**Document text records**
********************

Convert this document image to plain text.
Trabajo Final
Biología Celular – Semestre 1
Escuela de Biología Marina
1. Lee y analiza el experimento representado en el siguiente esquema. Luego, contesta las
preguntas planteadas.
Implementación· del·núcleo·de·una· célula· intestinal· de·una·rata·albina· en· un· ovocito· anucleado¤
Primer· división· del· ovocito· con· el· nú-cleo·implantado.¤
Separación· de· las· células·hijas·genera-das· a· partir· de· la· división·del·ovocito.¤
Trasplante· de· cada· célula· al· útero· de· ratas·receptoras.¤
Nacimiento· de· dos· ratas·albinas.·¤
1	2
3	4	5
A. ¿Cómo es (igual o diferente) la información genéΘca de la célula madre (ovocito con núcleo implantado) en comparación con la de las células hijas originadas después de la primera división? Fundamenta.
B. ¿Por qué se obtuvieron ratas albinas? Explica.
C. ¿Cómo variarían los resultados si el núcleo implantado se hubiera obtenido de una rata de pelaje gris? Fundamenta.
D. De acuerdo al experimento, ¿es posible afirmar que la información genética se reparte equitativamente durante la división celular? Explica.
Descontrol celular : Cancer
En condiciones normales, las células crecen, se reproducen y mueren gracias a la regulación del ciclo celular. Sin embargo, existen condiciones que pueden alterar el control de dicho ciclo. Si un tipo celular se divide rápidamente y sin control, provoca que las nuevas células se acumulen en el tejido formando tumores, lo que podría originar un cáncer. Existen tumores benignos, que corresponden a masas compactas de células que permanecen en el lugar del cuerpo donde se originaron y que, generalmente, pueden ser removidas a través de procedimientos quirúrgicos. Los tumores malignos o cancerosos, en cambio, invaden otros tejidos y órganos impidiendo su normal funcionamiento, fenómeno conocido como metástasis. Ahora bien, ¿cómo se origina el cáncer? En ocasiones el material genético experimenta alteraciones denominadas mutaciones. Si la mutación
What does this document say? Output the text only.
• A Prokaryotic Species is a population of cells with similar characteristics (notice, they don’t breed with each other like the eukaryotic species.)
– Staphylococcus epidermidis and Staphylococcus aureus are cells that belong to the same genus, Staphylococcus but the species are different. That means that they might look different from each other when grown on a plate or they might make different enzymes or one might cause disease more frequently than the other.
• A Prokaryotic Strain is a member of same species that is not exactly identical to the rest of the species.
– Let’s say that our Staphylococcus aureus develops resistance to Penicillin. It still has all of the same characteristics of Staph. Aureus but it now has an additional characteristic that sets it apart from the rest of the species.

********************

**Description of the task**
Filter on the word "núcleo": copy each matching line from the entries above.

**Reply**
Implementación· del·núcleo·de·una· célula· intestinal· de·una·rata·albina· en· un· ovocito· anucleado¤
A. ¿Cómo es (igual o diferente) la información genéΘca de la célula madre (ovocito con núcleo implantado) en comparación con la de las células hijas originadas después de la primera división? Fundamenta.
C. ¿Cómo variarían los resultados si el núcleo implantado se hubiera obtenido de una rata de pelaje gris? Fundamenta.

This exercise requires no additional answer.